Required task ->
Locate all lines with the word "PROCESSUAL". Copy them.

Recorded information ->
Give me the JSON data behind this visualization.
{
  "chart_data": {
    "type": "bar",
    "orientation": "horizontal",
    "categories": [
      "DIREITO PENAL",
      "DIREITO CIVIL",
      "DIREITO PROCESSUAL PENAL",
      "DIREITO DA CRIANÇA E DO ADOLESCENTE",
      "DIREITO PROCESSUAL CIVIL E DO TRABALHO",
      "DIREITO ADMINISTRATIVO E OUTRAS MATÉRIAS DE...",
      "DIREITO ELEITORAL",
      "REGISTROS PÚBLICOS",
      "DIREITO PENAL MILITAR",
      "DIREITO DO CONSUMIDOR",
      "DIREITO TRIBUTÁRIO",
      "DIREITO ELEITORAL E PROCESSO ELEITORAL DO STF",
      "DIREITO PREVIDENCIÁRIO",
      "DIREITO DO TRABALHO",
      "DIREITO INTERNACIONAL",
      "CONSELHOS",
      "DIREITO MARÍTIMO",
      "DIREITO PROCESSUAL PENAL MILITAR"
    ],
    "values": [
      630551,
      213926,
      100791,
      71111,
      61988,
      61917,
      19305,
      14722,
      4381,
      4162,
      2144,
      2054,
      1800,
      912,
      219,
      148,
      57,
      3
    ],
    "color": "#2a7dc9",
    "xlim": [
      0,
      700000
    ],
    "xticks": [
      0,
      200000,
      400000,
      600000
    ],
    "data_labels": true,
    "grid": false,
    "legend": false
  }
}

Exercise output ->
      "DIREITO PROCESSUAL PENAL",
      "DIREITO PROCESSUAL CIVIL E DO TRABALHO",
      "DIREITO PROCESSUAL PENAL MILITAR"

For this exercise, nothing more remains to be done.